** start of Data section **

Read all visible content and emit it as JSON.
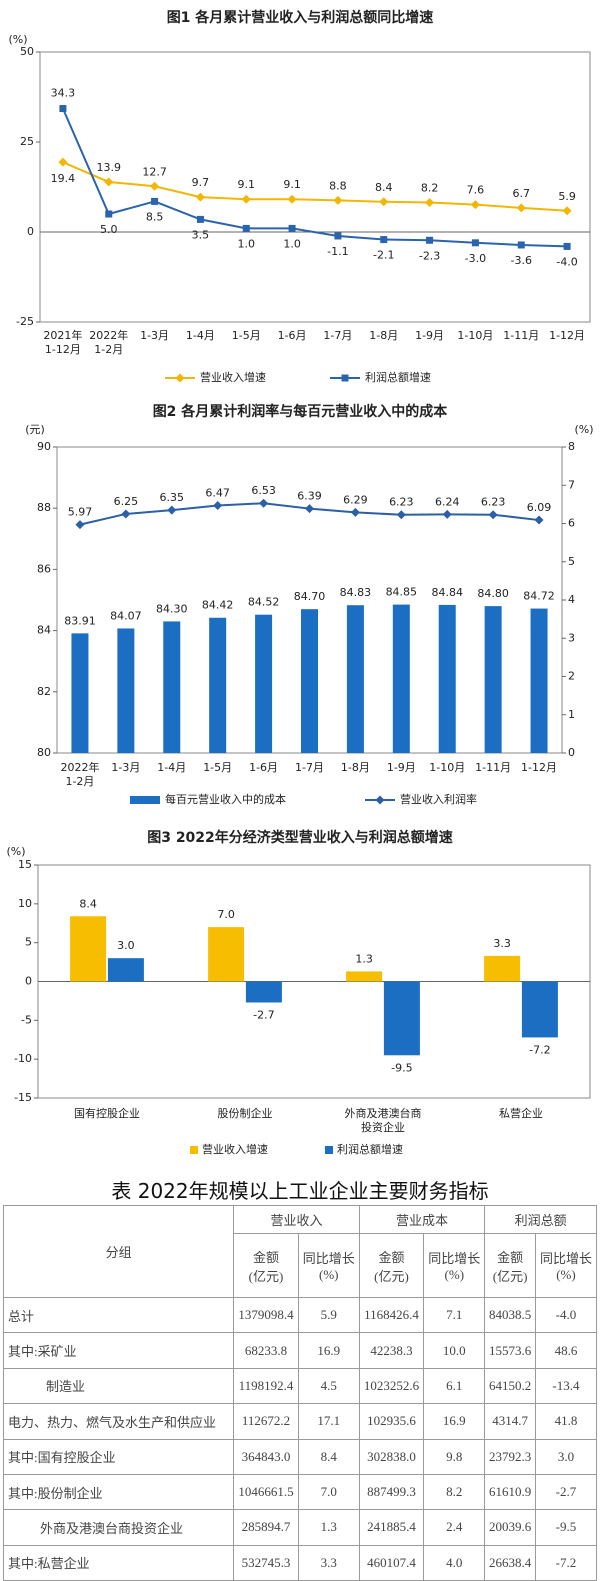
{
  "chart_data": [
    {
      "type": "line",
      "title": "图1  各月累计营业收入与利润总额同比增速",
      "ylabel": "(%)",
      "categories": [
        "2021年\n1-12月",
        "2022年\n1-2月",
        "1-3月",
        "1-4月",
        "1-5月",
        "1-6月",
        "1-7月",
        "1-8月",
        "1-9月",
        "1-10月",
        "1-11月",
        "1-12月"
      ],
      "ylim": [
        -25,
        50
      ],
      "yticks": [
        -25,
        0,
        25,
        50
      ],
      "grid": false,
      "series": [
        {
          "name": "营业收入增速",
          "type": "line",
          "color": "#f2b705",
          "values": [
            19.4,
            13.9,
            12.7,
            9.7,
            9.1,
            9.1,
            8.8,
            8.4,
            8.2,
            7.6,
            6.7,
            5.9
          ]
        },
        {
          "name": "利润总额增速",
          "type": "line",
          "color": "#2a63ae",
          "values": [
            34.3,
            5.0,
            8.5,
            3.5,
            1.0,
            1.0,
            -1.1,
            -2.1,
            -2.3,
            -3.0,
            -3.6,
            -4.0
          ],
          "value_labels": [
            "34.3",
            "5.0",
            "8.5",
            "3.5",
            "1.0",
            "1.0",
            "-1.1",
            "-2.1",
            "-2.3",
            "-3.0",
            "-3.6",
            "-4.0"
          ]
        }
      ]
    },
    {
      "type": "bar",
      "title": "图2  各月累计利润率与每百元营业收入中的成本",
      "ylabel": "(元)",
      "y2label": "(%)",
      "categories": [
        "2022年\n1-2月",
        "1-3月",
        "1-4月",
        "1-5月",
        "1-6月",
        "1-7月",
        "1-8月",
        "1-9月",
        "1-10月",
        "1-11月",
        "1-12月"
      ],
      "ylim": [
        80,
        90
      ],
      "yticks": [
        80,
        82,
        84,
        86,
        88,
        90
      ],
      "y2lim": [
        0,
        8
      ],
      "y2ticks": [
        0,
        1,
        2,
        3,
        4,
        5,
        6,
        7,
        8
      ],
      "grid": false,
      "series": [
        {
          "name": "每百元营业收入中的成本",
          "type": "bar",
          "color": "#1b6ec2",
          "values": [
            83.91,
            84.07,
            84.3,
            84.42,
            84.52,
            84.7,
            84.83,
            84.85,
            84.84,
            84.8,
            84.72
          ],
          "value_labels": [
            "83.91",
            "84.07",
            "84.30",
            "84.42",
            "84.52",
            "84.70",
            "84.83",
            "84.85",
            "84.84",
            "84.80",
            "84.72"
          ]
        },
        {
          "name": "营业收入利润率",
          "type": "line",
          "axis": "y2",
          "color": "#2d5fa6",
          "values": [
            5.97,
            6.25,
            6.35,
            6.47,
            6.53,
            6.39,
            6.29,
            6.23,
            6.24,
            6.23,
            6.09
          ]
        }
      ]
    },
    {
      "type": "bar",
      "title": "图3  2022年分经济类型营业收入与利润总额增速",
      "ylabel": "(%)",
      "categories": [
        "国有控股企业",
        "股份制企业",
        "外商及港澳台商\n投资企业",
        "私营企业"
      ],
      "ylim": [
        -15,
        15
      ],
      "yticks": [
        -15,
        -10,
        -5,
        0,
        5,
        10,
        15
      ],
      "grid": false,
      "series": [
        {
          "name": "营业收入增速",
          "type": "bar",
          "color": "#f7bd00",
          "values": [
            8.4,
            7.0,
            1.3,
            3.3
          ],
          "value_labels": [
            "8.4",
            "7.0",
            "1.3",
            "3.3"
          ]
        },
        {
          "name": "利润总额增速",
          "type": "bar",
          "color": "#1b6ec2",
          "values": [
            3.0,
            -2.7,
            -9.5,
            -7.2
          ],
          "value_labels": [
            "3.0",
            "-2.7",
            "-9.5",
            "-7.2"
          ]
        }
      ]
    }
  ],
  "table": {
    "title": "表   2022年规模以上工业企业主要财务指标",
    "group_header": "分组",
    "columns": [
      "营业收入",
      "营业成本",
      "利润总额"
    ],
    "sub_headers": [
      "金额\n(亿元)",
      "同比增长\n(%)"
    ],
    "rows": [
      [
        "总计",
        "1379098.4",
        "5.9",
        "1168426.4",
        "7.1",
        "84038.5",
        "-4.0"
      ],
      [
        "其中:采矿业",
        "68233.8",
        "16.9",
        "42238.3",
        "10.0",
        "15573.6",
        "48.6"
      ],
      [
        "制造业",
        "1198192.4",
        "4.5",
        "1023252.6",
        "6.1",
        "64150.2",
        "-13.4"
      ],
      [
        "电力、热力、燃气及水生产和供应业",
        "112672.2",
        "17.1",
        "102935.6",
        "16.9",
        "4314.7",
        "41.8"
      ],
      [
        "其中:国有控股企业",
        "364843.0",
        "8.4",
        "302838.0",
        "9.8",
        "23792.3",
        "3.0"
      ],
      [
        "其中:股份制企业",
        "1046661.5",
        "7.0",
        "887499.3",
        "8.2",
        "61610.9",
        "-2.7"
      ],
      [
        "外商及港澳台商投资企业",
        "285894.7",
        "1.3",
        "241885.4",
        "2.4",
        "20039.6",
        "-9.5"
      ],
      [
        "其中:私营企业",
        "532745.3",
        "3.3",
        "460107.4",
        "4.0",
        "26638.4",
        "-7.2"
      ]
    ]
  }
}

** end of Data section **
** start of Data section **

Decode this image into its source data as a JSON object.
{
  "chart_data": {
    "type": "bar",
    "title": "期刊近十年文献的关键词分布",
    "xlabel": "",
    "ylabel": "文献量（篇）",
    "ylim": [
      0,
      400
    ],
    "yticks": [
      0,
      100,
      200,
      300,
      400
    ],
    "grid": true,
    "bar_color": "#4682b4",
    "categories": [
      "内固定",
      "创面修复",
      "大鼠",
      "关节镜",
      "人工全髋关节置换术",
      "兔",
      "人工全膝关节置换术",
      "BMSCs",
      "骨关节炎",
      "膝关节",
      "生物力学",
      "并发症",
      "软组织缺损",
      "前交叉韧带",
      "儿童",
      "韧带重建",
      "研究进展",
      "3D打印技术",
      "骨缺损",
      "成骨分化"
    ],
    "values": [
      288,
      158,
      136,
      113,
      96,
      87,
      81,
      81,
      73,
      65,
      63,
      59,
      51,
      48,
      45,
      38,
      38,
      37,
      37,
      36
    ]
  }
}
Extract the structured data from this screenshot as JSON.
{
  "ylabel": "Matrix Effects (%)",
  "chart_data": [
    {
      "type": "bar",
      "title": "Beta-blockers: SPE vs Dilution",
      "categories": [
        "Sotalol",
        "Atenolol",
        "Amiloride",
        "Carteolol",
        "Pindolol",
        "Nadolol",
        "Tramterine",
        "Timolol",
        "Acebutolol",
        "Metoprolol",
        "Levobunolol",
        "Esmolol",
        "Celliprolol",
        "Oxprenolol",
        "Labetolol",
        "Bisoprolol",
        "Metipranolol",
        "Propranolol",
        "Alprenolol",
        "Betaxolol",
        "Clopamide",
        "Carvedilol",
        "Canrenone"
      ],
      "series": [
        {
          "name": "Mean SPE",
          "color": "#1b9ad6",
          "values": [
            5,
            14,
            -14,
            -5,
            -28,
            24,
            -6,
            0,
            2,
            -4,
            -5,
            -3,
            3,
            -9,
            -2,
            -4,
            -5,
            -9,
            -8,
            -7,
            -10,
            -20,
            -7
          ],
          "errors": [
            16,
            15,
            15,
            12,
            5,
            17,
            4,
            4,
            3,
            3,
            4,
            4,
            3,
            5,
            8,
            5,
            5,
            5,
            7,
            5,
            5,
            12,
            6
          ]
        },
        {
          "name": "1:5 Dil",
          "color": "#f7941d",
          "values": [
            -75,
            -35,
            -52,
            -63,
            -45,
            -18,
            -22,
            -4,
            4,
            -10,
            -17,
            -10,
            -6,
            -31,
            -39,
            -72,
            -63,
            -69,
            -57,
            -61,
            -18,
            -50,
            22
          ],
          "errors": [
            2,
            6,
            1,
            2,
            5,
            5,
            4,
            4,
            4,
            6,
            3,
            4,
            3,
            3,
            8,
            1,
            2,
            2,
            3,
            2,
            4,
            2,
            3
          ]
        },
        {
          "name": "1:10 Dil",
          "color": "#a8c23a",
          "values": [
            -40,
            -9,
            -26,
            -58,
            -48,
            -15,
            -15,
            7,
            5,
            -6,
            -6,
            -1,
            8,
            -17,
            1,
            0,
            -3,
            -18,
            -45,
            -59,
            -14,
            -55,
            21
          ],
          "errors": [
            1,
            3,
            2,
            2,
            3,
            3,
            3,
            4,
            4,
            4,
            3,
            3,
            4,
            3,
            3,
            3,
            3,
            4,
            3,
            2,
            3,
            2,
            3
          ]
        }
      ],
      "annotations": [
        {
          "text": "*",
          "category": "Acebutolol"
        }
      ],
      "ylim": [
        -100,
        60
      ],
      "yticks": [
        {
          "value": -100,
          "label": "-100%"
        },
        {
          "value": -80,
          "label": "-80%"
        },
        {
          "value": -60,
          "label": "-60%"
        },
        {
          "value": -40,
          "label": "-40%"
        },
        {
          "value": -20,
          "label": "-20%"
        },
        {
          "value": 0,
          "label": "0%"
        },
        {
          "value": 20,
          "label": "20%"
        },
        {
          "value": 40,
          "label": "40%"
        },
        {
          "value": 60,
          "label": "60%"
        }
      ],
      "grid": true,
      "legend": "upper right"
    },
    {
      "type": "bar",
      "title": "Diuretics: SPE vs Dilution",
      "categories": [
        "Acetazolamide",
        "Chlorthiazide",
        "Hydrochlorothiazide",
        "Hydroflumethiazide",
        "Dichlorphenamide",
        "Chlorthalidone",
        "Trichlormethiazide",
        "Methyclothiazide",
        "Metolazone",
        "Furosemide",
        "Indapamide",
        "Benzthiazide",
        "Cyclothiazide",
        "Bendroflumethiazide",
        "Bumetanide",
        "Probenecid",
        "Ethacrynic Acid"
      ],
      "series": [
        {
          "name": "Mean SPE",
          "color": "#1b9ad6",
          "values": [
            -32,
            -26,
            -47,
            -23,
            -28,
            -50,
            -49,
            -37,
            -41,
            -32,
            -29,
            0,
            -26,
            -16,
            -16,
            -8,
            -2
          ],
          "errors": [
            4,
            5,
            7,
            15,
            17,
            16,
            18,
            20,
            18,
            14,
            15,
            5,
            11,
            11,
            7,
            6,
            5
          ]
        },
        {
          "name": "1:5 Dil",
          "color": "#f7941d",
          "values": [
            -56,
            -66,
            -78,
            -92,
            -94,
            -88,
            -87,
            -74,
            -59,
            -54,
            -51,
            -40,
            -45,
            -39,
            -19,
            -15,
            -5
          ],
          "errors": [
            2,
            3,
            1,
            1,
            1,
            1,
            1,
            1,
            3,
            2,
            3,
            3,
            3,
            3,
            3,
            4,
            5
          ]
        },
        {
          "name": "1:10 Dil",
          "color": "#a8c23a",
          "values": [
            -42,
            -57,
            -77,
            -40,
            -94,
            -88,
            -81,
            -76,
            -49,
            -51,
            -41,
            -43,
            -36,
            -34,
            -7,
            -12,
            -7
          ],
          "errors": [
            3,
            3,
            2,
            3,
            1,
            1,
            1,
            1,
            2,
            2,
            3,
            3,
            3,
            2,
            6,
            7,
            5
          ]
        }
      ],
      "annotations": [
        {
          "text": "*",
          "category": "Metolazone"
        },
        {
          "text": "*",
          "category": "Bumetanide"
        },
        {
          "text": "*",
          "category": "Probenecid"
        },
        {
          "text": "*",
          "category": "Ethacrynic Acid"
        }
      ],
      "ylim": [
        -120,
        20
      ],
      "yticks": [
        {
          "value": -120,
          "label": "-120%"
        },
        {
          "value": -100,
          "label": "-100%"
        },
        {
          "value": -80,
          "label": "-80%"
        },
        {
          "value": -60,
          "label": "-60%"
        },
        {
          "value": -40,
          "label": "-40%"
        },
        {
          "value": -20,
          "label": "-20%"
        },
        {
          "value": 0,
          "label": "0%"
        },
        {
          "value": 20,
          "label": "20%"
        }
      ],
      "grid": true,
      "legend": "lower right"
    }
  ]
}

** end of Data section **

▶ [Exercise brief]: Find each line with the string "Ethacrynic" and copy it out.

▶ [Answer to this problem]:
        "Ethacrynic Acid"
          "category": "Ethacrynic Acid"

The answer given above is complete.